**OBJECTIVE:** Rewrite the data lines between the one holding "Enumerate the UI" and the one holding "- zoom-out-icon[interactable]: [58, 104, 90, 136]", inclusive, changing "x-tick-label" to "x-axis-label" and leaving everything else as it is. Leave out the pictures.

[Start of DATA ROWS]

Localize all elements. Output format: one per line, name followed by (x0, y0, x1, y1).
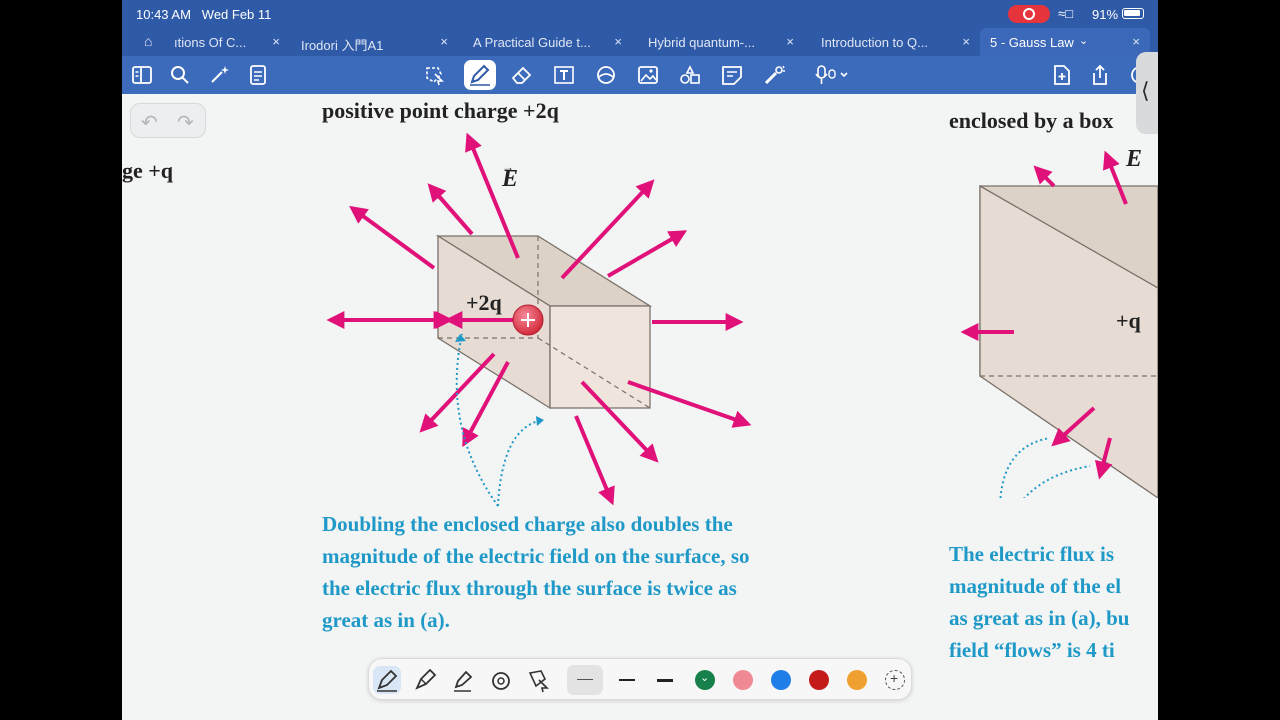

[End of DATA ROWS]
[Start of DATA ROWS]

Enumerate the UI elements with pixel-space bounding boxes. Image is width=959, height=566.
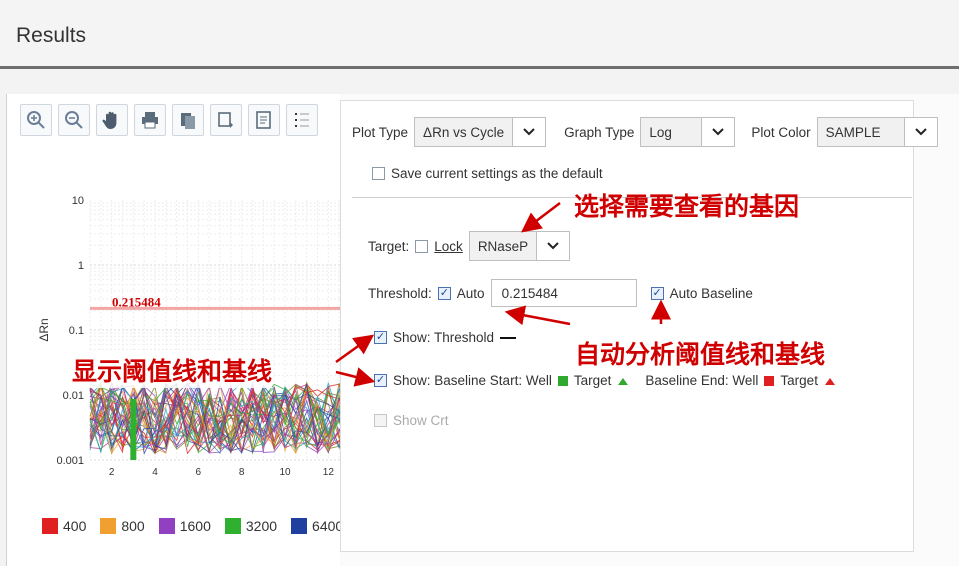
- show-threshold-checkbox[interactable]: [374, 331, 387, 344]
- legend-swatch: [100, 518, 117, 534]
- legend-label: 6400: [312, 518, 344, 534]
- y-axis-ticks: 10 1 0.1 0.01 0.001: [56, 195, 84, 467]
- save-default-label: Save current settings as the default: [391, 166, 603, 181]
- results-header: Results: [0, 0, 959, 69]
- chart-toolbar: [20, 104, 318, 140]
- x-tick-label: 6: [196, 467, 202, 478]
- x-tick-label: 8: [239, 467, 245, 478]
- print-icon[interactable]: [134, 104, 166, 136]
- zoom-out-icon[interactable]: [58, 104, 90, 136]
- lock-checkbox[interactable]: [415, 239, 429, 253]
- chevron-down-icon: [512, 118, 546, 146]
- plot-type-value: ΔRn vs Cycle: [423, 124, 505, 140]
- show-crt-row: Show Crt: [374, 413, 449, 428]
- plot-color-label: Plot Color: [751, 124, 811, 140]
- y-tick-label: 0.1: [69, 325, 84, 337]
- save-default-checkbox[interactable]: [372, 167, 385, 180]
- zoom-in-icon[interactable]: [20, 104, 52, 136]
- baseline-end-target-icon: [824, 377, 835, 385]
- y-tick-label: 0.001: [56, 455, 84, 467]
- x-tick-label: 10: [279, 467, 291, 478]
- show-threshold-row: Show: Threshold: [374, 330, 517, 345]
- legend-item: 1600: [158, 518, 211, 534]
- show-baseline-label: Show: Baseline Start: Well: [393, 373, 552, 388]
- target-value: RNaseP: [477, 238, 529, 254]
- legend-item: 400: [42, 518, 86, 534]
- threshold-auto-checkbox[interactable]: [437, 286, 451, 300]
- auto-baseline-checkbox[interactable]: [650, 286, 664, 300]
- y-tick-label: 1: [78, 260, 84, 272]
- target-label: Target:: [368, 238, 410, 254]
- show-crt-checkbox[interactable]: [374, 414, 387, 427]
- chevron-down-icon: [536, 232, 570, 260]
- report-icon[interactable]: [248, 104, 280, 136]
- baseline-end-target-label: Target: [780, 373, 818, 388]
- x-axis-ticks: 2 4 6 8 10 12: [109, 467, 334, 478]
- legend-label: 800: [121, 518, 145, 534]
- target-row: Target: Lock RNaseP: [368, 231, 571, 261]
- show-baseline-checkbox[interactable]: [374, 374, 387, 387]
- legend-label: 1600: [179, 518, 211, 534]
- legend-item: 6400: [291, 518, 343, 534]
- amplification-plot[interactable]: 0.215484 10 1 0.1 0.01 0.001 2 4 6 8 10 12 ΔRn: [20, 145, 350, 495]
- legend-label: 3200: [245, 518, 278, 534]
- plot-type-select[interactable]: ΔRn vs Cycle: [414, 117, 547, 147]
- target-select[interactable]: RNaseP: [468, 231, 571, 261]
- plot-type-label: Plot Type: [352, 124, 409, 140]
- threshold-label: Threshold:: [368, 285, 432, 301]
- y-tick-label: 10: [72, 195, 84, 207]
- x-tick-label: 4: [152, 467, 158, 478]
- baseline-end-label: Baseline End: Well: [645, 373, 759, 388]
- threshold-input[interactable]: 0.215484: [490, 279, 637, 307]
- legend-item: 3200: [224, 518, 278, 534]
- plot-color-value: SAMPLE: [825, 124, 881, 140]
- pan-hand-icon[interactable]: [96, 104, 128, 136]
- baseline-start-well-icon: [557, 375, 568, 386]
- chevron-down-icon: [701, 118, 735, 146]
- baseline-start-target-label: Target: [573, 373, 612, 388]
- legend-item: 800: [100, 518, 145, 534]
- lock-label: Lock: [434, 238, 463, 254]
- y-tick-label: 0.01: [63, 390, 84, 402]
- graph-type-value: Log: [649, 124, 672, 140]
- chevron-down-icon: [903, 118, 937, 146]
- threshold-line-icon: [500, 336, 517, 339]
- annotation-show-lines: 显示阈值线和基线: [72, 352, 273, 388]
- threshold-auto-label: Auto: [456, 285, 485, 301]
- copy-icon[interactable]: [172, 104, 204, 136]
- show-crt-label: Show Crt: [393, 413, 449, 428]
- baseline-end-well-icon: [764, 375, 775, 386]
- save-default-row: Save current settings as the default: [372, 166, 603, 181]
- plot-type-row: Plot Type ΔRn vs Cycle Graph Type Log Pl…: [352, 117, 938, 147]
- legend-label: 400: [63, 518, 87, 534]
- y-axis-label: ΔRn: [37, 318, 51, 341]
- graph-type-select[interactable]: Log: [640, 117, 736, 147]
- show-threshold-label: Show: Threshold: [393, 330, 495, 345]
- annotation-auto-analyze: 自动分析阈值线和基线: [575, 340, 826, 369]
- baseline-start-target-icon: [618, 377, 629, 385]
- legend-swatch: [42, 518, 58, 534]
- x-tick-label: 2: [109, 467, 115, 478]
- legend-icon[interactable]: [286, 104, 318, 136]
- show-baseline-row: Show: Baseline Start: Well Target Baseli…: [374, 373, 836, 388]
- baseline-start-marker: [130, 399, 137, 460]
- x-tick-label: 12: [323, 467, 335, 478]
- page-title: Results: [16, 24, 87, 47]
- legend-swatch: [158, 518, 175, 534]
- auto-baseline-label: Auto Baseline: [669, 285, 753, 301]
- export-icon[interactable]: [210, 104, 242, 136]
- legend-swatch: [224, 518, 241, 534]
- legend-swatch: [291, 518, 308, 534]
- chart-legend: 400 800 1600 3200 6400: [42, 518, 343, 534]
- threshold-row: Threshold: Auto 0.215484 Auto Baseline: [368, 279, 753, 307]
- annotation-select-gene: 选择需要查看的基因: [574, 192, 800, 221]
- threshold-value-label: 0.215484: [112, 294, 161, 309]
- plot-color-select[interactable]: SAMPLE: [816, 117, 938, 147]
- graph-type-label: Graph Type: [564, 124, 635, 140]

[End of DATA ROWS]

**RIGHT ANSWER:**
Enumerate the UI elements with pixel-space bounding boxes. Image is width=959, height=566.
- show-threshold-checkbox[interactable]: [374, 331, 387, 344]
- legend-swatch: [100, 518, 117, 534]
- legend-label: 6400: [312, 518, 344, 534]
- y-axis-ticks: 10 1 0.1 0.01 0.001: [56, 195, 84, 467]
- save-default-label: Save current settings as the default: [391, 166, 603, 181]
- results-header: Results: [0, 0, 959, 69]
- chart-toolbar: [20, 104, 318, 140]
- x-axis-label: 6: [196, 467, 202, 478]
- x-axis-label: 8: [239, 467, 245, 478]
- print-icon[interactable]: [134, 104, 166, 136]
- zoom-out-icon[interactable]: [58, 104, 90, 136]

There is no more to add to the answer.